(Lines of data)
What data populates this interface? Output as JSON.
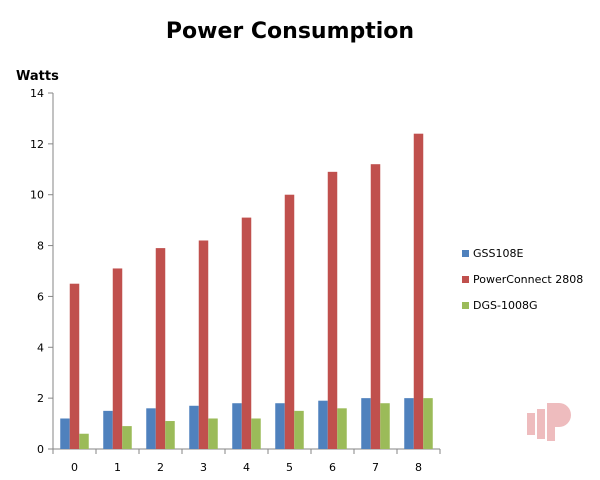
{
  "chart_data": {
    "type": "bar",
    "title": "Power Consumption",
    "ylabel": "Watts",
    "xlabel": "",
    "categories": [
      "0",
      "1",
      "2",
      "3",
      "4",
      "5",
      "6",
      "7",
      "8"
    ],
    "ylim": [
      0,
      14
    ],
    "yticks": [
      0,
      2,
      4,
      6,
      8,
      10,
      12,
      14
    ],
    "grid": false,
    "legend_position": "right",
    "series": [
      {
        "name": "GSS108E",
        "color": "#4F81BD",
        "values": [
          1.2,
          1.5,
          1.6,
          1.7,
          1.8,
          1.8,
          1.9,
          2.0,
          2.0
        ]
      },
      {
        "name": "PowerConnect 2808",
        "color": "#C0504D",
        "values": [
          6.5,
          7.1,
          7.9,
          8.2,
          9.1,
          10.0,
          10.9,
          11.2,
          12.4
        ]
      },
      {
        "name": "DGS-1008G",
        "color": "#9BBB59",
        "values": [
          0.6,
          0.9,
          1.1,
          1.2,
          1.2,
          1.5,
          1.6,
          1.8,
          2.0
        ]
      }
    ]
  },
  "watermark": {
    "color": "#E8A6A8",
    "icon": "watermark-logo-icon"
  }
}
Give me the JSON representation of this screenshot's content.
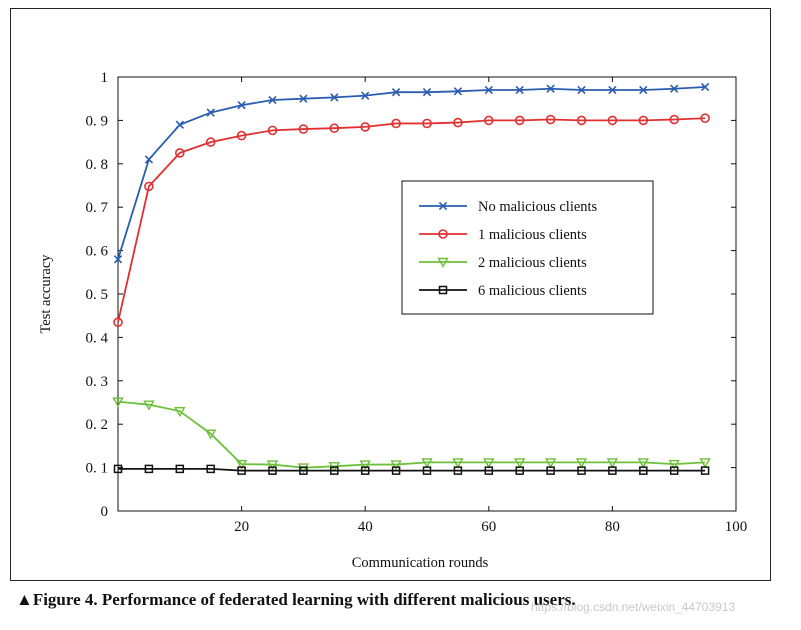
{
  "chart_data": {
    "type": "line",
    "title": "",
    "xlabel": "Communication rounds",
    "ylabel": "Test accuracy",
    "xlim": [
      0,
      100
    ],
    "ylim": [
      0,
      1
    ],
    "xticks": [
      20,
      40,
      60,
      80,
      100
    ],
    "yticks": [
      0,
      0.1,
      0.2,
      0.3,
      0.4,
      0.5,
      0.6,
      0.7,
      0.8,
      0.9,
      1
    ],
    "ytick_labels": [
      "0",
      "0. 1",
      "0. 2",
      "0. 3",
      "0. 4",
      "0. 5",
      "0. 6",
      "0. 7",
      "0. 8",
      "0. 9",
      "1"
    ],
    "legend_position": "center-right",
    "x": [
      0,
      5,
      10,
      15,
      20,
      25,
      30,
      35,
      40,
      45,
      50,
      55,
      60,
      65,
      70,
      75,
      80,
      85,
      90,
      95
    ],
    "series": [
      {
        "name": "No malicious clients",
        "color": "#2a5db0",
        "marker": "x",
        "values": [
          0.58,
          0.81,
          0.89,
          0.918,
          0.935,
          0.947,
          0.95,
          0.953,
          0.957,
          0.965,
          0.965,
          0.967,
          0.97,
          0.97,
          0.973,
          0.97,
          0.97,
          0.97,
          0.973,
          0.977
        ]
      },
      {
        "name": "1 malicious clients",
        "color": "#e03030",
        "marker": "o",
        "values": [
          0.435,
          0.748,
          0.825,
          0.85,
          0.865,
          0.877,
          0.88,
          0.882,
          0.885,
          0.893,
          0.893,
          0.895,
          0.9,
          0.9,
          0.902,
          0.9,
          0.9,
          0.9,
          0.902,
          0.905
        ]
      },
      {
        "name": "2 malicious clients",
        "color": "#6cc03a",
        "marker": "v",
        "values": [
          0.252,
          0.245,
          0.23,
          0.178,
          0.108,
          0.107,
          0.1,
          0.103,
          0.107,
          0.107,
          0.112,
          0.112,
          0.112,
          0.112,
          0.112,
          0.112,
          0.112,
          0.112,
          0.108,
          0.112
        ]
      },
      {
        "name": "6 malicious clients",
        "color": "#111111",
        "marker": "s",
        "values": [
          0.097,
          0.097,
          0.097,
          0.097,
          0.093,
          0.093,
          0.093,
          0.093,
          0.093,
          0.093,
          0.093,
          0.093,
          0.093,
          0.093,
          0.093,
          0.093,
          0.093,
          0.093,
          0.093,
          0.093
        ]
      }
    ]
  },
  "caption": "▲Figure 4. Performance of federated learning with different malicious users.",
  "watermark": "https://blog.csdn.net/weixin_44703913"
}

Problem requirements: State how many lines in the records above contain the word "xlabel", giving only the number.

Solved exercise: 2